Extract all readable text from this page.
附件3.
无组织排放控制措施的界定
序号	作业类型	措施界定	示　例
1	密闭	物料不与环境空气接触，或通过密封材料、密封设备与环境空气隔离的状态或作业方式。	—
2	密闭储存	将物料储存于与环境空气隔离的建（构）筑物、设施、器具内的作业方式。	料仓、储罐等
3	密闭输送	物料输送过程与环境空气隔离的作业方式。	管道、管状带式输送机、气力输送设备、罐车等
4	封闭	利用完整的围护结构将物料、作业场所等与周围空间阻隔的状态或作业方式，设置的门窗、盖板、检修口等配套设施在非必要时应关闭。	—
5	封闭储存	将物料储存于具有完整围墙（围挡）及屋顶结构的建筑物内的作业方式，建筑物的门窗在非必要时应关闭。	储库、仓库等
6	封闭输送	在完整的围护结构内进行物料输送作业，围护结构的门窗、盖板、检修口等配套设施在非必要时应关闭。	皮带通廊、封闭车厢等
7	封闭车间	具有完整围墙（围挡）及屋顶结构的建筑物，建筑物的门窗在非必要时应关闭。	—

- **Exercise description**
Pull out every line of the records that includes the string "建筑物的门窗在非必要时应关闭".

- **Output of the task**
5	封闭储存	将物料储存于具有完整围墙（围挡）及屋顶结构的建筑物内的作业方式，建筑物的门窗在非必要时应关闭。	储库、仓库等
7	封闭车间	具有完整围墙（围挡）及屋顶结构的建筑物，建筑物的门窗在非必要时应关闭。	—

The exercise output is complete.